— Begin THE INPUT —

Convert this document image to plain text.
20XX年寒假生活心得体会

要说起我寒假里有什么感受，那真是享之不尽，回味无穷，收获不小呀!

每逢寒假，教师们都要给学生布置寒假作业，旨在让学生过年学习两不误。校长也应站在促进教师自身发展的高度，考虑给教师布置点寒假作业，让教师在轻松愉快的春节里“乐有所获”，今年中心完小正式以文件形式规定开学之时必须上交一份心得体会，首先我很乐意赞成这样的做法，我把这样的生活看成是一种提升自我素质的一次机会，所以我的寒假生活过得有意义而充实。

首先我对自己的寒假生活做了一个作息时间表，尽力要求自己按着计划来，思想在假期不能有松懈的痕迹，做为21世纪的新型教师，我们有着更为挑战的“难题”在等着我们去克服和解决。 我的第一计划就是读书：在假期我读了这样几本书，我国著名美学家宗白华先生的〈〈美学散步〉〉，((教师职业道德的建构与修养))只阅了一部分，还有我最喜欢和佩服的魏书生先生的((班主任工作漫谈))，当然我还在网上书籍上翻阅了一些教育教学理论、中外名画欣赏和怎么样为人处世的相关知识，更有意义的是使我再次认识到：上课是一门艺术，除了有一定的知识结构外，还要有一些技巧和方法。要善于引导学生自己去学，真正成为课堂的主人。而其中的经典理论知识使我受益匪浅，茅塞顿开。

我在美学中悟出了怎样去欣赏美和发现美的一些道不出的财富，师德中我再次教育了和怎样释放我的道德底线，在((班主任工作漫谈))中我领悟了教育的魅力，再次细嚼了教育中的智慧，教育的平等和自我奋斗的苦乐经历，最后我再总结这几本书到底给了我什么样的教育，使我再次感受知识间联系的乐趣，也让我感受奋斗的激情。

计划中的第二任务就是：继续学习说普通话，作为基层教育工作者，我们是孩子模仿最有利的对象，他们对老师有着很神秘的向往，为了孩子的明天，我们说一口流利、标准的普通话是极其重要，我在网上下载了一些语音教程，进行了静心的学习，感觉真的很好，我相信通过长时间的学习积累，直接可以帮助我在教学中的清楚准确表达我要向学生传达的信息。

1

— End THE INPUT —

Exactly reproduce all of the entries.

*TASK OUTPUT:*
Convert this document image to plain text.
20XX年寒假生活心得体会

要说起我寒假里有什么感受，那真是享之不尽，回味无穷，收获不小呀!

每逢寒假，教师们都要给学生布置寒假作业，旨在让学生过年学习两不误。校长也应站在促进教师自身发展的高度，考虑给教师布置点寒假作业，让教师在轻松愉快的春节里“乐有所获”，今年中心完小正式以文件形式规定开学之时必须上交一份心得体会，首先我很乐意赞成这样的做法，我把这样的生活看成是一种提升自我素质的一次机会，所以我的寒假生活过得有意义而充实。

首先我对自己的寒假生活做了一个作息时间表，尽力要求自己按着计划来，思想在假期不能有松懈的痕迹，做为21世纪的新型教师，我们有着更为挑战的“难题”在等着我们去克服和解决。 我的第一计划就是读书：在假期我读了这样几本书，我国著名美学家宗白华先生的〈〈美学散步〉〉，((教师职业道德的建构与修养))只阅了一部分，还有我最喜欢和佩服的魏书生先生的((班主任工作漫谈))，当然我还在网上书籍上翻阅了一些教育教学理论、中外名画欣赏和怎么样为人处世的相关知识，更有意义的是使我再次认识到：上课是一门艺术，除了有一定的知识结构外，还要有一些技巧和方法。要善于引导学生自己去学，真正成为课堂的主人。而其中的经典理论知识使我受益匪浅，茅塞顿开。

我在美学中悟出了怎样去欣赏美和发现美的一些道不出的财富，师德中我再次教育了和怎样释放我的道德底线，在((班主任工作漫谈))中我领悟了教育的魅力，再次细嚼了教育中的智慧，教育的平等和自我奋斗的苦乐经历，最后我再总结这几本书到底给了我什么样的教育，使我再次感受知识间联系的乐趣，也让我感受奋斗的激情。

计划中的第二任务就是：继续学习说普通话，作为基层教育工作者，我们是孩子模仿最有利的对象，他们对老师有着很神秘的向往，为了孩子的明天，我们说一口流利、标准的普通话是极其重要，我在网上下载了一些语音教程，进行了静心的学习，感觉真的很好，我相信通过长时间的学习积累，直接可以帮助我在教学中的清楚准确表达我要向学生传达的信息。

1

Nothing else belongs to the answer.